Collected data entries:

• • •

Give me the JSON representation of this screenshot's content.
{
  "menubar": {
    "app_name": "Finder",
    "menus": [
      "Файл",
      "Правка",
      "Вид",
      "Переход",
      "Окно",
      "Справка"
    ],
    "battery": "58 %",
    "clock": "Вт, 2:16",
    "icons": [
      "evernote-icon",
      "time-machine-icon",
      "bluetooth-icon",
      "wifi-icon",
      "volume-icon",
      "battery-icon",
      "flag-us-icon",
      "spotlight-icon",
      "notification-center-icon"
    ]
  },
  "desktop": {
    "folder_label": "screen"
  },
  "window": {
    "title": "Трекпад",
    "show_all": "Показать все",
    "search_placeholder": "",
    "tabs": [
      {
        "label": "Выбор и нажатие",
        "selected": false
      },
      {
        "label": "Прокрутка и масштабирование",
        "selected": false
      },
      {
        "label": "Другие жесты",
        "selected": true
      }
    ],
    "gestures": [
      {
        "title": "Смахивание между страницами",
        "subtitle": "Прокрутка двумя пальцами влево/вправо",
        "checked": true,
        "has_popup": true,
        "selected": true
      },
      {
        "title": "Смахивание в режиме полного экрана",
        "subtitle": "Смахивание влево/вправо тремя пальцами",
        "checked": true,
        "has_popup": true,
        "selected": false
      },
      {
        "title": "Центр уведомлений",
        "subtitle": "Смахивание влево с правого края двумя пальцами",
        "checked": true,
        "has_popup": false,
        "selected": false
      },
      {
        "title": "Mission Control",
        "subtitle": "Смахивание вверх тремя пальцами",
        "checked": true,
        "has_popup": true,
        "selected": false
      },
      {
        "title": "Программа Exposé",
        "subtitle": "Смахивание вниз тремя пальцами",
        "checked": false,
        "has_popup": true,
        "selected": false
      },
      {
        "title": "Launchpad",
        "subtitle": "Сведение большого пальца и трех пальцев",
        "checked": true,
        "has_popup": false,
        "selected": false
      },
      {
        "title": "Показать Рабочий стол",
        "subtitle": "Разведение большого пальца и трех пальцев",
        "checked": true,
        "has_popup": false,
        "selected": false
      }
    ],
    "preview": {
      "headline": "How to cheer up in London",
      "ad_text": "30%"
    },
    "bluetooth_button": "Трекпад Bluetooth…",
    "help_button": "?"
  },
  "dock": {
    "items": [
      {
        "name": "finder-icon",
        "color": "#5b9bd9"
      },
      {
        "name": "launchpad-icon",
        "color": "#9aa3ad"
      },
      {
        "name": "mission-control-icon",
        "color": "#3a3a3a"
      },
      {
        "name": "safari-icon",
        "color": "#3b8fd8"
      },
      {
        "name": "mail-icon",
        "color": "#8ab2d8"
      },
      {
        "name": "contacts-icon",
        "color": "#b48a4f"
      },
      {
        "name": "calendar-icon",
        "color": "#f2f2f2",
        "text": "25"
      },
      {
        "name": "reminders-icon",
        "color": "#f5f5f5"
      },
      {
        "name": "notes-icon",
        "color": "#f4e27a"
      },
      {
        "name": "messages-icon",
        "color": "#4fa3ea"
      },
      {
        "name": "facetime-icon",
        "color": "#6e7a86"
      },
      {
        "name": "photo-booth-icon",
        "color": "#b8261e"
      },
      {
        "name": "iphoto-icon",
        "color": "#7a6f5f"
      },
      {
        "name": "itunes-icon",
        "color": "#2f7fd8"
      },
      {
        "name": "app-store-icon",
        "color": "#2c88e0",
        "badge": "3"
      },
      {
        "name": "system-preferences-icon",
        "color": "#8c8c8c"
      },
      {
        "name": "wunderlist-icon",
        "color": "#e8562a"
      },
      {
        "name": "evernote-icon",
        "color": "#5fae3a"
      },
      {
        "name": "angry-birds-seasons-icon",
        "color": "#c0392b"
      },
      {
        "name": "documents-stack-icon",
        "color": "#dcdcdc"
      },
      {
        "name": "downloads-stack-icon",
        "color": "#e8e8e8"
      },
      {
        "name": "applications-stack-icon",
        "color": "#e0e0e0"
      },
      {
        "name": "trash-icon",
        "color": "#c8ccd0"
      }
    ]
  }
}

• • •

▸ **Aim**: Look through the data above. Find each line with the string "Смахивание" and copy it.

▸ **Finished exercise**:
        "title": "Смахивание между страницами",
        "title": "Смахивание в режиме полного экрана",
        "subtitle": "Смахивание влево/вправо тремя пальцами",
        "subtitle": "Смахивание влево с правого края двумя пальцами",
        "subtitle": "Смахивание вверх тремя пальцами",
        "subtitle": "Смахивание вниз тремя пальцами",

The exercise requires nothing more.